* [Request]: Using the data below, determine the number of lines that include the string "demon". Write only that number.

BEGIN Task material

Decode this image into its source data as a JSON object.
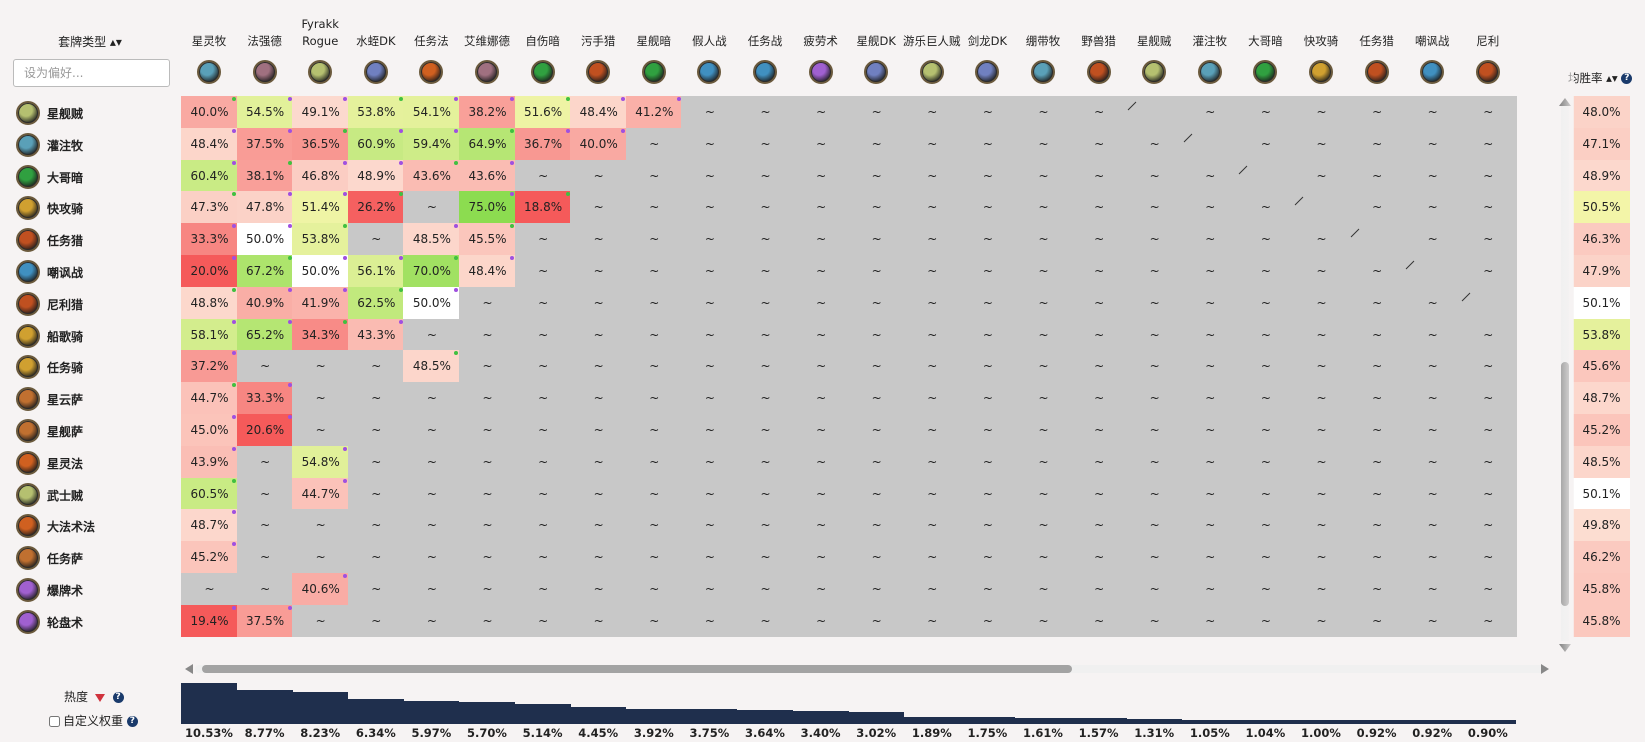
{
  "header": {
    "sort_label": "套牌类型 ▴▾",
    "search_placeholder": "设为偏好...",
    "winrate_label": "均胜率 ▴▾",
    "help_glyph": "?"
  },
  "columns": [
    {
      "label": "星灵牧",
      "icon": "priest-icon"
    },
    {
      "label": "法强德",
      "icon": "druid-icon"
    },
    {
      "label": "Fyrakk Rogue",
      "icon": "rogue-icon"
    },
    {
      "label": "水蛭DK",
      "icon": "death-knight-icon"
    },
    {
      "label": "任务法",
      "icon": "mage-icon"
    },
    {
      "label": "艾维娜德",
      "icon": "druid-icon"
    },
    {
      "label": "自伤暗",
      "icon": "warlock-icon"
    },
    {
      "label": "污手猎",
      "icon": "hunter-icon"
    },
    {
      "label": "星舰暗",
      "icon": "warlock-icon"
    },
    {
      "label": "假人战",
      "icon": "warrior-icon"
    },
    {
      "label": "任务战",
      "icon": "warrior-icon"
    },
    {
      "label": "疲劳术",
      "icon": "demon-hunter-icon"
    },
    {
      "label": "星舰DK",
      "icon": "death-knight-icon"
    },
    {
      "label": "游乐巨人贼",
      "icon": "rogue-icon"
    },
    {
      "label": "剑龙DK",
      "icon": "death-knight-icon"
    },
    {
      "label": "绷带牧",
      "icon": "priest-icon"
    },
    {
      "label": "野兽猎",
      "icon": "hunter-icon"
    },
    {
      "label": "星舰贼",
      "icon": "rogue-icon"
    },
    {
      "label": "灌注牧",
      "icon": "priest-icon"
    },
    {
      "label": "大哥暗",
      "icon": "warlock-icon"
    },
    {
      "label": "快攻骑",
      "icon": "paladin-icon"
    },
    {
      "label": "任务猎",
      "icon": "hunter-icon"
    },
    {
      "label": "嘲讽战",
      "icon": "warrior-icon"
    },
    {
      "label": "尼利",
      "icon": "hunter-icon"
    }
  ],
  "rows": [
    {
      "label": "星舰贼",
      "icon": "rogue-icon",
      "winrate": "48.0%"
    },
    {
      "label": "灌注牧",
      "icon": "priest-icon",
      "winrate": "47.1%"
    },
    {
      "label": "大哥暗",
      "icon": "warlock-icon",
      "winrate": "48.9%"
    },
    {
      "label": "快攻骑",
      "icon": "paladin-icon",
      "winrate": "50.5%"
    },
    {
      "label": "任务猎",
      "icon": "hunter-icon",
      "winrate": "46.3%"
    },
    {
      "label": "嘲讽战",
      "icon": "warrior-icon",
      "winrate": "47.9%"
    },
    {
      "label": "尼利猎",
      "icon": "hunter-icon",
      "winrate": "50.1%"
    },
    {
      "label": "船歌骑",
      "icon": "paladin-icon",
      "winrate": "53.8%"
    },
    {
      "label": "任务骑",
      "icon": "paladin-icon",
      "winrate": "45.6%"
    },
    {
      "label": "星云萨",
      "icon": "shaman-icon",
      "winrate": "48.7%"
    },
    {
      "label": "星舰萨",
      "icon": "shaman-icon",
      "winrate": "45.2%"
    },
    {
      "label": "星灵法",
      "icon": "mage-icon",
      "winrate": "48.5%"
    },
    {
      "label": "武士贼",
      "icon": "rogue-icon",
      "winrate": "50.1%"
    },
    {
      "label": "大法术法",
      "icon": "mage-icon",
      "winrate": "49.8%"
    },
    {
      "label": "任务萨",
      "icon": "shaman-icon",
      "winrate": "46.2%"
    },
    {
      "label": "爆牌术",
      "icon": "demon-hunter-icon",
      "winrate": "45.8%"
    },
    {
      "label": "轮盘术",
      "icon": "demon-hunter-icon",
      "winrate": "45.8%"
    }
  ],
  "cells": [
    [
      "40.0%",
      "54.5%",
      "49.1%",
      "53.8%",
      "54.1%",
      "38.2%",
      "51.6%",
      "48.4%",
      "41.2%",
      "~",
      "~",
      "~",
      "~",
      "~",
      "~",
      "~",
      "~",
      "/",
      "~",
      "~",
      "~",
      "~",
      "~",
      "~"
    ],
    [
      "48.4%",
      "37.5%",
      "36.5%",
      "60.9%",
      "59.4%",
      "64.9%",
      "36.7%",
      "40.0%",
      "~",
      "~",
      "~",
      "~",
      "~",
      "~",
      "~",
      "~",
      "~",
      "~",
      "/",
      "~",
      "~",
      "~",
      "~",
      "~"
    ],
    [
      "60.4%",
      "38.1%",
      "46.8%",
      "48.9%",
      "43.6%",
      "43.6%",
      "~",
      "~",
      "~",
      "~",
      "~",
      "~",
      "~",
      "~",
      "~",
      "~",
      "~",
      "~",
      "~",
      "/",
      "~",
      "~",
      "~",
      "~"
    ],
    [
      "47.3%",
      "47.8%",
      "51.4%",
      "26.2%",
      "~",
      "75.0%",
      "18.8%",
      "~",
      "~",
      "~",
      "~",
      "~",
      "~",
      "~",
      "~",
      "~",
      "~",
      "~",
      "~",
      "~",
      "/",
      "~",
      "~",
      "~"
    ],
    [
      "33.3%",
      "50.0%",
      "53.8%",
      "~",
      "48.5%",
      "45.5%",
      "~",
      "~",
      "~",
      "~",
      "~",
      "~",
      "~",
      "~",
      "~",
      "~",
      "~",
      "~",
      "~",
      "~",
      "~",
      "/",
      "~",
      "~"
    ],
    [
      "20.0%",
      "67.2%",
      "50.0%",
      "56.1%",
      "70.0%",
      "48.4%",
      "~",
      "~",
      "~",
      "~",
      "~",
      "~",
      "~",
      "~",
      "~",
      "~",
      "~",
      "~",
      "~",
      "~",
      "~",
      "~",
      "/",
      "~"
    ],
    [
      "48.8%",
      "40.9%",
      "41.9%",
      "62.5%",
      "50.0%",
      "~",
      "~",
      "~",
      "~",
      "~",
      "~",
      "~",
      "~",
      "~",
      "~",
      "~",
      "~",
      "~",
      "~",
      "~",
      "~",
      "~",
      "~",
      "/"
    ],
    [
      "58.1%",
      "65.2%",
      "34.3%",
      "43.3%",
      "~",
      "~",
      "~",
      "~",
      "~",
      "~",
      "~",
      "~",
      "~",
      "~",
      "~",
      "~",
      "~",
      "~",
      "~",
      "~",
      "~",
      "~",
      "~",
      "~"
    ],
    [
      "37.2%",
      "~",
      "~",
      "~",
      "48.5%",
      "~",
      "~",
      "~",
      "~",
      "~",
      "~",
      "~",
      "~",
      "~",
      "~",
      "~",
      "~",
      "~",
      "~",
      "~",
      "~",
      "~",
      "~",
      "~"
    ],
    [
      "44.7%",
      "33.3%",
      "~",
      "~",
      "~",
      "~",
      "~",
      "~",
      "~",
      "~",
      "~",
      "~",
      "~",
      "~",
      "~",
      "~",
      "~",
      "~",
      "~",
      "~",
      "~",
      "~",
      "~",
      "~"
    ],
    [
      "45.0%",
      "20.6%",
      "~",
      "~",
      "~",
      "~",
      "~",
      "~",
      "~",
      "~",
      "~",
      "~",
      "~",
      "~",
      "~",
      "~",
      "~",
      "~",
      "~",
      "~",
      "~",
      "~",
      "~",
      "~"
    ],
    [
      "43.9%",
      "~",
      "54.8%",
      "~",
      "~",
      "~",
      "~",
      "~",
      "~",
      "~",
      "~",
      "~",
      "~",
      "~",
      "~",
      "~",
      "~",
      "~",
      "~",
      "~",
      "~",
      "~",
      "~",
      "~"
    ],
    [
      "60.5%",
      "~",
      "44.7%",
      "~",
      "~",
      "~",
      "~",
      "~",
      "~",
      "~",
      "~",
      "~",
      "~",
      "~",
      "~",
      "~",
      "~",
      "~",
      "~",
      "~",
      "~",
      "~",
      "~",
      "~"
    ],
    [
      "48.7%",
      "~",
      "~",
      "~",
      "~",
      "~",
      "~",
      "~",
      "~",
      "~",
      "~",
      "~",
      "~",
      "~",
      "~",
      "~",
      "~",
      "~",
      "~",
      "~",
      "~",
      "~",
      "~",
      "~"
    ],
    [
      "45.2%",
      "~",
      "~",
      "~",
      "~",
      "~",
      "~",
      "~",
      "~",
      "~",
      "~",
      "~",
      "~",
      "~",
      "~",
      "~",
      "~",
      "~",
      "~",
      "~",
      "~",
      "~",
      "~",
      "~"
    ],
    [
      "~",
      "~",
      "40.6%",
      "~",
      "~",
      "~",
      "~",
      "~",
      "~",
      "~",
      "~",
      "~",
      "~",
      "~",
      "~",
      "~",
      "~",
      "~",
      "~",
      "~",
      "~",
      "~",
      "~",
      "~"
    ],
    [
      "19.4%",
      "37.5%",
      "~",
      "~",
      "~",
      "~",
      "~",
      "~",
      "~",
      "~",
      "~",
      "~",
      "~",
      "~",
      "~",
      "~",
      "~",
      "~",
      "~",
      "~",
      "~",
      "~",
      "~",
      "~"
    ]
  ],
  "popularity": {
    "label": "热度",
    "custom_weight_label": "自定义权重",
    "values": [
      "10.53%",
      "8.77%",
      "8.23%",
      "6.34%",
      "5.97%",
      "5.70%",
      "5.14%",
      "4.45%",
      "3.92%",
      "3.75%",
      "3.64%",
      "3.40%",
      "3.02%",
      "1.89%",
      "1.75%",
      "1.61%",
      "1.57%",
      "1.31%",
      "1.05%",
      "1.04%",
      "1.00%",
      "0.92%",
      "0.92%",
      "0.90%"
    ],
    "numbers": [
      10.53,
      8.77,
      8.23,
      6.34,
      5.97,
      5.7,
      5.14,
      4.45,
      3.92,
      3.75,
      3.64,
      3.4,
      3.02,
      1.89,
      1.75,
      1.61,
      1.57,
      1.31,
      1.05,
      1.04,
      1.0,
      0.92,
      0.92,
      0.9
    ]
  },
  "class_colors": {
    "priest-icon": "#5aa0b8",
    "druid-icon": "#a07080",
    "rogue-icon": "#b5c070",
    "death-knight-icon": "#7080c0",
    "mage-icon": "#d06020",
    "warlock-icon": "#30a040",
    "hunter-icon": "#c05020",
    "warrior-icon": "#4090c0",
    "demon-hunter-icon": "#a060d0",
    "paladin-icon": "#d0a030",
    "shaman-icon": "#c07030"
  },
  "colors": {
    "accent": "#1f2f4d",
    "empty_cell": "#c8c8c8",
    "dot_purple": "#a050e0",
    "dot_green": "#40c040"
  }
}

END Task material

* [Response to this exercise]: 4